[BEGIN Data supplied]

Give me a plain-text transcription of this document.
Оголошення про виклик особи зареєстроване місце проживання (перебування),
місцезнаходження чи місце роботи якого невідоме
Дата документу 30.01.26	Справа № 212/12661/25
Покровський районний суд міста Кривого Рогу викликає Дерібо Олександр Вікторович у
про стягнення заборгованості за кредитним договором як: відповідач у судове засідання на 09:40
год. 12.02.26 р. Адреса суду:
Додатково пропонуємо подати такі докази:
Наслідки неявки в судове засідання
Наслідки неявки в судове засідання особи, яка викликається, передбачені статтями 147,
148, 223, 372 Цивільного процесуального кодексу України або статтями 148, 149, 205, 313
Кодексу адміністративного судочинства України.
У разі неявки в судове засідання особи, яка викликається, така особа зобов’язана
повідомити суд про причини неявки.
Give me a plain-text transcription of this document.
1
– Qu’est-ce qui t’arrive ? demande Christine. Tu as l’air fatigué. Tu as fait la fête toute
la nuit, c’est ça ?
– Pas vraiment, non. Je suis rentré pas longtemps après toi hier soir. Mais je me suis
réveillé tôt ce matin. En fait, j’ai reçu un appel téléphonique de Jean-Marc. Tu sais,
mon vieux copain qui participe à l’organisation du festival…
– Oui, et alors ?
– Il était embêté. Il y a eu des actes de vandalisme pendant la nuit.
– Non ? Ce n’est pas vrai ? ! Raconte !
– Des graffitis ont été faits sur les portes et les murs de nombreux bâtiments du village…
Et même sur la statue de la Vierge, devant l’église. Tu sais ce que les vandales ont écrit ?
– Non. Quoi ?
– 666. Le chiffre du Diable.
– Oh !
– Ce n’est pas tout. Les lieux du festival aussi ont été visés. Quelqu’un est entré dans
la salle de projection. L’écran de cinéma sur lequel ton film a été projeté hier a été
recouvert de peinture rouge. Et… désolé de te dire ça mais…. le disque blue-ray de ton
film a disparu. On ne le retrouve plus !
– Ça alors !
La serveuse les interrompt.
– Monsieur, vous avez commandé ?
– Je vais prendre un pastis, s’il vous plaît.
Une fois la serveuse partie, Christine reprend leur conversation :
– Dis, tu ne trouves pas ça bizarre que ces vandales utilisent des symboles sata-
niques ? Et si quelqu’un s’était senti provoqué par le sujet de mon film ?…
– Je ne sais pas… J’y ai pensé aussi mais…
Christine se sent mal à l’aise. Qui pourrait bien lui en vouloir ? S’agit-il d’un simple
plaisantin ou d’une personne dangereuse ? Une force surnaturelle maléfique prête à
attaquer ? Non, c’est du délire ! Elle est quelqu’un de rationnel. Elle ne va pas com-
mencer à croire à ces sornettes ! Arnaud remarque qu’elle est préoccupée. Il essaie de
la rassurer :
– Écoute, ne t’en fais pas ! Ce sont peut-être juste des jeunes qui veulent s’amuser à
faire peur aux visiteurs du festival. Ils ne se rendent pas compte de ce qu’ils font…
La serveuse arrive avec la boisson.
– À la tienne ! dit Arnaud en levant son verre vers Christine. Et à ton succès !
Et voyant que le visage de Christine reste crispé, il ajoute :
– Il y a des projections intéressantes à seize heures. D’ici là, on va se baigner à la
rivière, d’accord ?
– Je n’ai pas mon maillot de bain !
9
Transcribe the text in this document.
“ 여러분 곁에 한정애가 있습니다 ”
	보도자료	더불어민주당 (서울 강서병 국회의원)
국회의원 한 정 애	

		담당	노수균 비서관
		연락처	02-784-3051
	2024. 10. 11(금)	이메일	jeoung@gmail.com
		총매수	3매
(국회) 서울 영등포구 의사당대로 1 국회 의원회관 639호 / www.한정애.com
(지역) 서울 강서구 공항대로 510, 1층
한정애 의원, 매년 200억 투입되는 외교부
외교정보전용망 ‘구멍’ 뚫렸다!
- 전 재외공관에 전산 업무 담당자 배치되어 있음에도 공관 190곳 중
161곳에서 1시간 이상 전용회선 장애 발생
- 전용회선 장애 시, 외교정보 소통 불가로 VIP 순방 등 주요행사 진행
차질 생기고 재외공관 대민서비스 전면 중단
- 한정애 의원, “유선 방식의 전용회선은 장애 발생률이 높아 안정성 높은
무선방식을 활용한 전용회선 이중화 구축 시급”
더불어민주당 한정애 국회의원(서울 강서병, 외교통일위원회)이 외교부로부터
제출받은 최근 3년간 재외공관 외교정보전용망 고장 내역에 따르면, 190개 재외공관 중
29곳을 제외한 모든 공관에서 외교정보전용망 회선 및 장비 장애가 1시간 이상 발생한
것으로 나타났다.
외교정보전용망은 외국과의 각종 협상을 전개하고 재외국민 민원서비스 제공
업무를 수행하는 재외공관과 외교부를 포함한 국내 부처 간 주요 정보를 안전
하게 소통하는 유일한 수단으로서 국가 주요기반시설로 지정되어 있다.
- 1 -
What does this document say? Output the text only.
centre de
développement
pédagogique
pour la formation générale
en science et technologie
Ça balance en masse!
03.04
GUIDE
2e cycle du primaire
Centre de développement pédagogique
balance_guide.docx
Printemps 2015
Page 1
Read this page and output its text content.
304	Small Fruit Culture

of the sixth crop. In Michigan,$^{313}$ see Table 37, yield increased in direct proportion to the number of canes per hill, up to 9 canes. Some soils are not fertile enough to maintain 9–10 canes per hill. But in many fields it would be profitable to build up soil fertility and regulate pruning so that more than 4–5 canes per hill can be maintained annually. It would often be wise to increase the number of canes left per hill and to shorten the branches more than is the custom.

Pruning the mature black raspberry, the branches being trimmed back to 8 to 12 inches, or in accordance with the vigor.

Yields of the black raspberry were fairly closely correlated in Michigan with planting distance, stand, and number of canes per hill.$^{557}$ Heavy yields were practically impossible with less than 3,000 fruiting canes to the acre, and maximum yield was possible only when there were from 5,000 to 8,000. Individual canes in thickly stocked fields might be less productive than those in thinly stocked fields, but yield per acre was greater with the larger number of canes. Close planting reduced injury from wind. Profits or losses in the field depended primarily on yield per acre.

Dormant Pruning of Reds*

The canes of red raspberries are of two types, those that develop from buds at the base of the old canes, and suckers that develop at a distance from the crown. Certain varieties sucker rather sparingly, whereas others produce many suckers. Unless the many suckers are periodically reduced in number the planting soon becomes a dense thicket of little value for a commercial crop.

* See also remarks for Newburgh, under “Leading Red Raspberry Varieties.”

[END Data supplied]

Stated exercise: Look through the records and gather each line with the word "hill".

The output:
of the sixth crop. In Michigan,$^{313}$ see Table 37, yield increased in direct proportion to the number of canes per hill, up to 9 canes. Some soils are not fertile enough to maintain 9–10 canes per hill. But in many fields it would be profitable to build up soil fertility and regulate pruning so that more than 4–5 canes per hill can be maintained annually. It would often be wise to increase the number of canes left per hill and to shorten the branches more than is the custom.
Yields of the black raspberry were fairly closely correlated in Michigan with planting distance, stand, and number of canes per hill.$^{557}$ Heavy yields were practically impossible with less than 3,000 fruiting canes to the acre, and maximum yield was possible only when there were from 5,000 to 8,000. Individual canes in thickly stocked fields might be less productive than those in thinly stocked fields, but yield per acre was greater with the larger number of canes. Close planting reduced injury from wind. Profits or losses in the field depended primarily on yield per acre.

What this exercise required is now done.